Available data →
# # # # # # #

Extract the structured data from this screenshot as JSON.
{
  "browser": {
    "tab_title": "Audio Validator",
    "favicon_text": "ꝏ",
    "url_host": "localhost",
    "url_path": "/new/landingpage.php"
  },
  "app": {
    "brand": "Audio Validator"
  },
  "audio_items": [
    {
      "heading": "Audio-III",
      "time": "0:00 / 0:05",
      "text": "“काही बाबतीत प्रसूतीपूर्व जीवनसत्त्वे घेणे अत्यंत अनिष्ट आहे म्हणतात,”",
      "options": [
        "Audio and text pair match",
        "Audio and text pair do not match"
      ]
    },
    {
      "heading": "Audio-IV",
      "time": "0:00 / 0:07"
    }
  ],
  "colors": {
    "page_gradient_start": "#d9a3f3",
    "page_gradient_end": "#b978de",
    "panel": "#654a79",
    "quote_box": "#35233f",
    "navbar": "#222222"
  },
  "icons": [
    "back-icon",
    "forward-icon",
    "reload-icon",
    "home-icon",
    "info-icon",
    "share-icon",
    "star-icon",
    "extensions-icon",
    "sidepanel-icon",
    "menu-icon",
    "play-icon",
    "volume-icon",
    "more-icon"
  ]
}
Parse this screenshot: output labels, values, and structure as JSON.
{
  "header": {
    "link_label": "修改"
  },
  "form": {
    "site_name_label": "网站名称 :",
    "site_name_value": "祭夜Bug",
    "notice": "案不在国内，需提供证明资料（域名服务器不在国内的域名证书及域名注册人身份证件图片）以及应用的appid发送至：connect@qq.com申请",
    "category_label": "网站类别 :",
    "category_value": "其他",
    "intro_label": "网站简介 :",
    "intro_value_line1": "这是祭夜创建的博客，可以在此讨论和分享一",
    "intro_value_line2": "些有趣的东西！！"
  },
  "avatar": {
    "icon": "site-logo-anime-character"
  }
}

# # # # # # #

Task requirements → Above are some records; repeat all of them exactly.

Exercise output →
Extract the structured data from this screenshot as JSON.
{
  "browser": {
    "tab_title": "Audio Validator",
    "favicon_text": "ꝏ",
    "url_host": "localhost",
    "url_path": "/new/landingpage.php"
  },
  "app": {
    "brand": "Audio Validator"
  },
  "audio_items": [
    {
      "heading": "Audio-III",
      "time": "0:00 / 0:05",
      "text": "“काही बाबतीत प्रसूतीपूर्व जीवनसत्त्वे घेणे अत्यंत अनिष्ट आहे म्हणतात,”",
      "options": [
        "Audio and text pair match",
        "Audio and text pair do not match"
      ]
    },
    {
      "heading": "Audio-IV",
      "time": "0:00 / 0:07"
    }
  ],
  "colors": {
    "page_gradient_start": "#d9a3f3",
    "page_gradient_end": "#b978de",
    "panel": "#654a79",
    "quote_box": "#35233f",
    "navbar": "#222222"
  },
  "icons": [
    "back-icon",
    "forward-icon",
    "reload-icon",
    "home-icon",
    "info-icon",
    "share-icon",
    "star-icon",
    "extensions-icon",
    "sidepanel-icon",
    "menu-icon",
    "play-icon",
    "volume-icon",
    "more-icon"
  ]
}
Parse this screenshot: output labels, values, and structure as JSON.
{
  "header": {
    "link_label": "修改"
  },
  "form": {
    "site_name_label": "网站名称 :",
    "site_name_value": "祭夜Bug",
    "notice": "案不在国内，需提供证明资料（域名服务器不在国内的域名证书及域名注册人身份证件图片）以及应用的appid发送至：connect@qq.com申请",
    "category_label": "网站类别 :",
    "category_value": "其他",
    "intro_label": "网站简介 :",
    "intro_value_line1": "这是祭夜创建的博客，可以在此讨论和分享一",
    "intro_value_line2": "些有趣的东西！！"
  },
  "avatar": {
    "icon": "site-logo-anime-character"
  }
}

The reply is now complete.